▶ [Required task] Return the whole listing, line for line, without the pictures in it.

▶ [Data listing]
━━━━━━━━━━

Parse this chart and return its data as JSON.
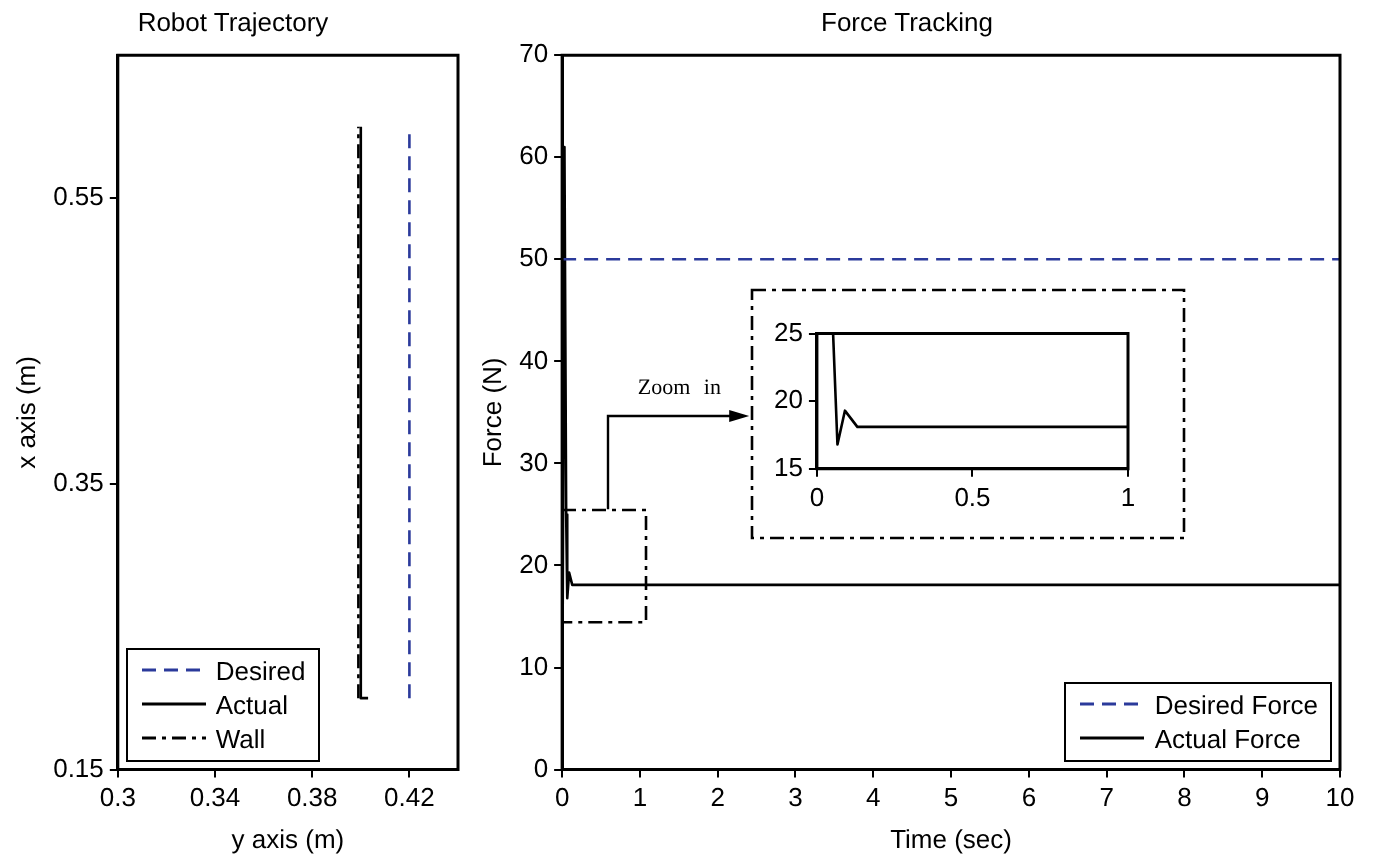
{
  "chart_data": [
    {
      "type": "line",
      "title": "Robot Trajectory",
      "xlabel": "y axis (m)",
      "ylabel": "x axis (m)",
      "xlim": [
        0.3,
        0.44
      ],
      "xticks": [
        0.3,
        0.34,
        0.38,
        0.42
      ],
      "ylim": [
        0.15,
        0.65
      ],
      "yticks": [
        0.15,
        0.35,
        0.55
      ],
      "grid": false,
      "legend": "bottom left",
      "marker": "none",
      "series": [
        {
          "name": "Desired",
          "color": "#2b3a9b",
          "line_style": "dashed",
          "x": [
            0.42,
            0.42
          ],
          "values": [
            0.2,
            0.595
          ]
        },
        {
          "name": "Actual",
          "color": "#000000",
          "line_style": "solid",
          "x": [
            0.403,
            0.4,
            0.4
          ],
          "values": [
            0.2,
            0.2,
            0.6
          ]
        },
        {
          "name": "Wall",
          "color": "#000000",
          "line_style": "dashdot",
          "x": [
            0.399,
            0.399
          ],
          "values": [
            0.2,
            0.6
          ]
        }
      ]
    },
    {
      "type": "line",
      "title": "Force Tracking",
      "xlabel": "Time (sec)",
      "ylabel": "Force (N)",
      "xlim": [
        0,
        10
      ],
      "xticks": [
        0,
        1,
        2,
        3,
        4,
        5,
        6,
        7,
        8,
        9,
        10
      ],
      "ylim": [
        0,
        70
      ],
      "yticks": [
        0,
        10,
        20,
        30,
        40,
        50,
        60,
        70
      ],
      "grid": false,
      "legend": "bottom right",
      "marker": "none",
      "annotations": [
        "Zoom in"
      ],
      "series": [
        {
          "name": "Desired Force",
          "color": "#2b3a9b",
          "line_style": "dashed",
          "x": [
            0,
            10
          ],
          "values": [
            50,
            50
          ]
        },
        {
          "name": "Actual Force",
          "color": "#000000",
          "line_style": "solid",
          "x": [
            0,
            0.03,
            0.052,
            0.066,
            0.09,
            0.13,
            0.2,
            10
          ],
          "values": [
            0,
            61,
            25,
            16.8,
            19.3,
            18.1,
            18.1,
            18.1
          ]
        }
      ]
    },
    {
      "type": "line",
      "xlim": [
        0,
        1
      ],
      "xticks": [
        0,
        0.5,
        1
      ],
      "ylim": [
        15,
        25
      ],
      "yticks": [
        15,
        20,
        25
      ],
      "grid": false,
      "marker": "none",
      "series": [
        {
          "color": "#000000",
          "line_style": "solid",
          "x": [
            0.052,
            0.066,
            0.09,
            0.13,
            0.2,
            1
          ],
          "values": [
            25,
            16.8,
            19.3,
            18.1,
            18.1,
            18.1
          ]
        }
      ]
    }
  ]
}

━━━━━━━━━━

▶ [Task response]
Parse this chart and return its data as JSON.
{
  "chart_data": [
    {
      "type": "line",
      "title": "Robot Trajectory",
      "xlabel": "y axis (m)",
      "ylabel": "x axis (m)",
      "xlim": [
        0.3,
        0.44
      ],
      "xticks": [
        0.3,
        0.34,
        0.38,
        0.42
      ],
      "ylim": [
        0.15,
        0.65
      ],
      "yticks": [
        0.15,
        0.35,
        0.55
      ],
      "grid": false,
      "legend": "bottom left",
      "marker": "none",
      "series": [
        {
          "name": "Desired",
          "color": "#2b3a9b",
          "line_style": "dashed",
          "x": [
            0.42,
            0.42
          ],
          "values": [
            0.2,
            0.595
          ]
        },
        {
          "name": "Actual",
          "color": "#000000",
          "line_style": "solid",
          "x": [
            0.403,
            0.4,
            0.4
          ],
          "values": [
            0.2,
            0.2,
            0.6
          ]
        },
        {
          "name": "Wall",
          "color": "#000000",
          "line_style": "dashdot",
          "x": [
            0.399,
            0.399
          ],
          "values": [
            0.2,
            0.6
          ]
        }
      ]
    },
    {
      "type": "line",
      "title": "Force Tracking",
      "xlabel": "Time (sec)",
      "ylabel": "Force (N)",
      "xlim": [
        0,
        10
      ],
      "xticks": [
        0,
        1,
        2,
        3,
        4,
        5,
        6,
        7,
        8,
        9,
        10
      ],
      "ylim": [
        0,
        70
      ],
      "yticks": [
        0,
        10,
        20,
        30,
        40,
        50,
        60,
        70
      ],
      "grid": false,
      "legend": "bottom right",
      "marker": "none",
      "annotations": [
        "Zoom in"
      ],
      "series": [
        {
          "name": "Desired Force",
          "color": "#2b3a9b",
          "line_style": "dashed",
          "x": [
            0,
            10
          ],
          "values": [
            50,
            50
          ]
        },
        {
          "name": "Actual Force",
          "color": "#000000",
          "line_style": "solid",
          "x": [
            0,
            0.03,
            0.052,
            0.066,
            0.09,
            0.13,
            0.2,
            10
          ],
          "values": [
            0,
            61,
            25,
            16.8,
            19.3,
            18.1,
            18.1,
            18.1
          ]
        }
      ]
    },
    {
      "type": "line",
      "xlim": [
        0,
        1
      ],
      "xticks": [
        0,
        0.5,
        1
      ],
      "ylim": [
        15,
        25
      ],
      "yticks": [
        15,
        20,
        25
      ],
      "grid": false,
      "marker": "none",
      "series": [
        {
          "color": "#000000",
          "line_style": "solid",
          "x": [
            0.052,
            0.066,
            0.09,
            0.13,
            0.2,
            1
          ],
          "values": [
            25,
            16.8,
            19.3,
            18.1,
            18.1,
            18.1
          ]
        }
      ]
    }
  ]
}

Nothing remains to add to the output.